[Task description] Search the material for "будто" and show all lines that contain it.

[Information given]

============

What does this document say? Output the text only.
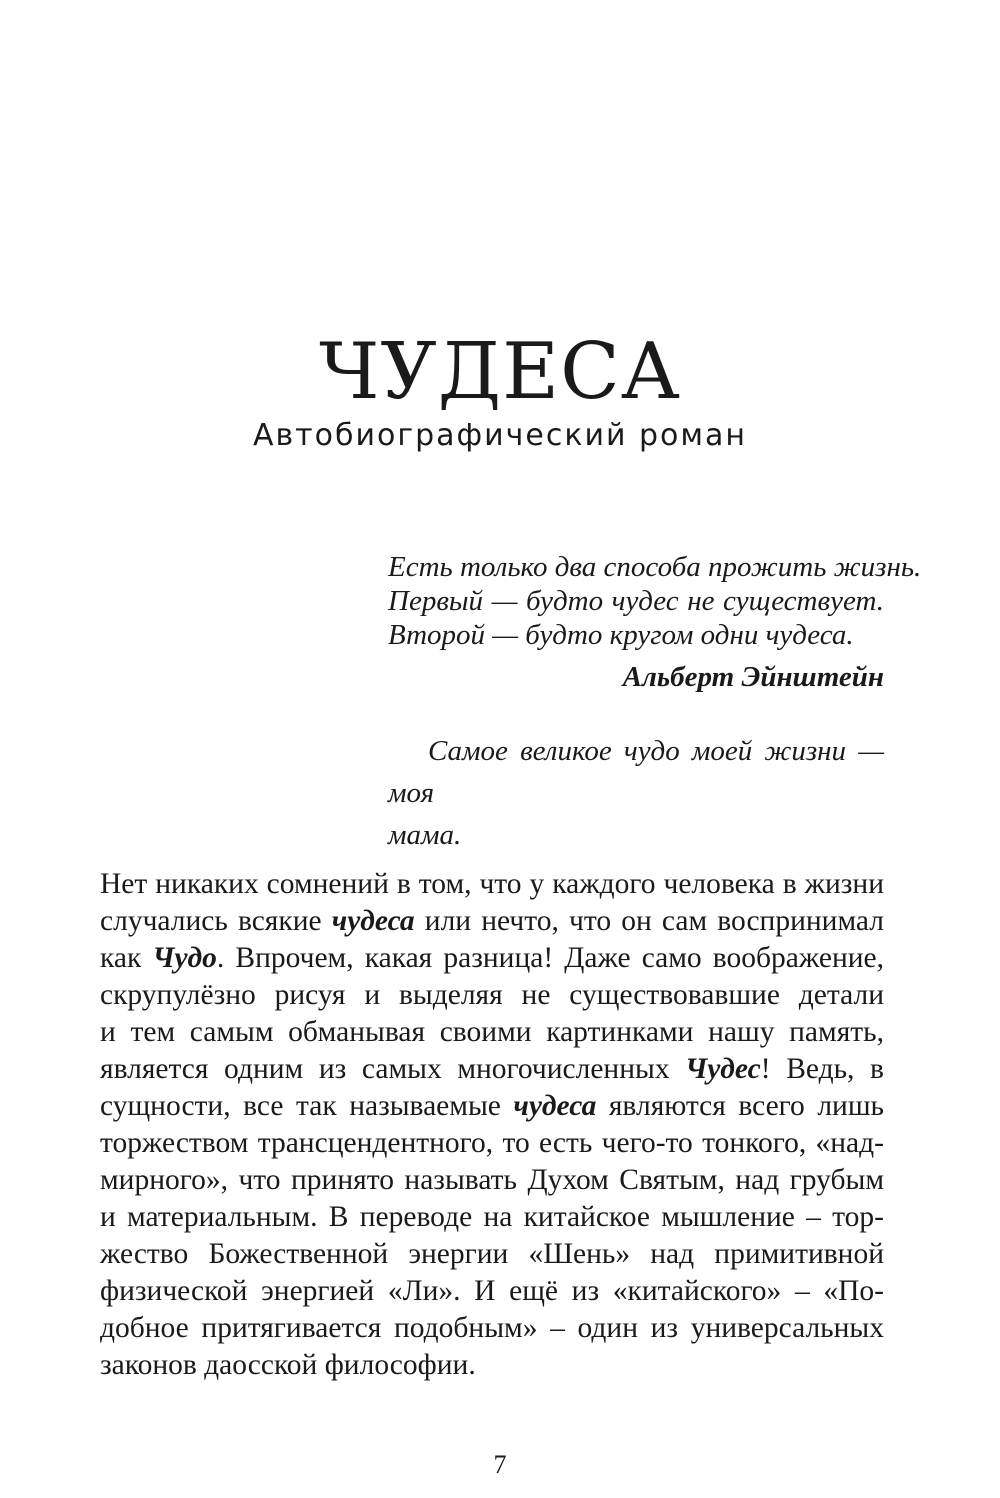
ЧУДЕСА
Автобиографический роман
Есть только два способа прожить жизнь.
Первый — будто чудес не существует.
Второй — будто кругом одни чудеса.
Альберт Эйнштейн
Самое великое чудо моей жизни — моя
мама.
Нет никаких сомнений в том, что у каждого человека в жизни
случались всякие чудеса или нечто, что он сам воспринимал
как Чудо. Впрочем, какая разница! Даже само воображение,
скрупулёзно рисуя и выделяя не существовавшие детали
и тем самым обманывая своими картинками нашу память,
является одним из самых многочисленных Чудес! Ведь, в
сущности, все так называемые чудеса являются всего лишь
торжеством трансцендентного, то есть чего-то тонкого, «над-
мирного», что принято называть Духом Святым, над грубым
и материальным. В переводе на китайское мышление – тор-
жество Божественной энергии «Шень» над примитивной
физической энергией «Ли». И ещё из «китайского» – «По-
добное притягивается подобным» – один из универсальных
законов даосской философии.
7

============

[Full solution]
Первый — будто чудес не существует.
Второй — будто кругом одни чудеса.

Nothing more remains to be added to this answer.